- REQUIREMENTS -
Copy every line that contains the string "name" from the entries below.

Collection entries
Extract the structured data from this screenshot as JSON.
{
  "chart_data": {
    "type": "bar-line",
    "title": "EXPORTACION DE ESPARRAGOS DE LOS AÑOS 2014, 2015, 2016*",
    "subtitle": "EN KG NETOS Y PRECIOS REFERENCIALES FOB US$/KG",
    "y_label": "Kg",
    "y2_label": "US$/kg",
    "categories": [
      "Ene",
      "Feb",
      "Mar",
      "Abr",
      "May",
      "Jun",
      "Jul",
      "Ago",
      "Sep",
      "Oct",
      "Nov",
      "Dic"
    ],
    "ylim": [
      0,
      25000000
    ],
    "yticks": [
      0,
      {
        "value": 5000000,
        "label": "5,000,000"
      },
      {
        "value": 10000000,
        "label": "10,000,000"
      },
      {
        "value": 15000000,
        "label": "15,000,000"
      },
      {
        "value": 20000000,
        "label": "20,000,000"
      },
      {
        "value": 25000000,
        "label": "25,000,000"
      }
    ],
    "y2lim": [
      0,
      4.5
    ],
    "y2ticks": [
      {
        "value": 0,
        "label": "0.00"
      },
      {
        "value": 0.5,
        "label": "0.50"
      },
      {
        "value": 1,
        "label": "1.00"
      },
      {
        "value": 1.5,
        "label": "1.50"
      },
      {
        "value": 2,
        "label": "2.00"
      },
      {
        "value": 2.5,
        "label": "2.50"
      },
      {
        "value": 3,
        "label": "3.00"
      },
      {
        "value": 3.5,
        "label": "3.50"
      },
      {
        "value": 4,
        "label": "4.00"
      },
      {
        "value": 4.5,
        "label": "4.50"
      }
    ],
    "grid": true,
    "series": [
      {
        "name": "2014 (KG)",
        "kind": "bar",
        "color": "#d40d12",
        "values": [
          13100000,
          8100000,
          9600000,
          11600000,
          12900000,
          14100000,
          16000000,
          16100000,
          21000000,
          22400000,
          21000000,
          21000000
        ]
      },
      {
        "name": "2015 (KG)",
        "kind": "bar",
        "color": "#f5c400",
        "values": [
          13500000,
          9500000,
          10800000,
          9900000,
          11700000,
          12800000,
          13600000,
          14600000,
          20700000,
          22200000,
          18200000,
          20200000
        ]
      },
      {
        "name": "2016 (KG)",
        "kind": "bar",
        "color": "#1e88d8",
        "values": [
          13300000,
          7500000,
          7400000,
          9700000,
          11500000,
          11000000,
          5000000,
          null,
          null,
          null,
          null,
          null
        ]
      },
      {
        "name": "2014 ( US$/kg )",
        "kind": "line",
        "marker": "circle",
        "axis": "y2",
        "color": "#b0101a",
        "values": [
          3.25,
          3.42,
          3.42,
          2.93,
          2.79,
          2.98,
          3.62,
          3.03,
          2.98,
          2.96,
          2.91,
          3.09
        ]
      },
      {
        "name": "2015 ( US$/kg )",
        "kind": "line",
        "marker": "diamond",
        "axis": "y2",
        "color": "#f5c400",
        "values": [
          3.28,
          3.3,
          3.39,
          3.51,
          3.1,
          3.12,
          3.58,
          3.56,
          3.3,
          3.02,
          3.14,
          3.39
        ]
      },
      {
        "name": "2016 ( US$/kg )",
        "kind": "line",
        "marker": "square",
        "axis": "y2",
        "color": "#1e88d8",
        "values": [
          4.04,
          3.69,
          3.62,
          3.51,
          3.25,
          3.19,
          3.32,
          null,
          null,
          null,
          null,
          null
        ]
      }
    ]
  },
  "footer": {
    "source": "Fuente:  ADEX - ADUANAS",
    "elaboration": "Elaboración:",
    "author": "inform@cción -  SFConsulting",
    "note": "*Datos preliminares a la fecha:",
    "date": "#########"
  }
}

- WRITTEN REPLY -
        "name": "2014 (KG)",
        "name": "2015 (KG)",
        "name": "2016 (KG)",
        "name": "2014 ( US$/kg )",
        "name": "2015 ( US$/kg )",
        "name": "2016 ( US$/kg )",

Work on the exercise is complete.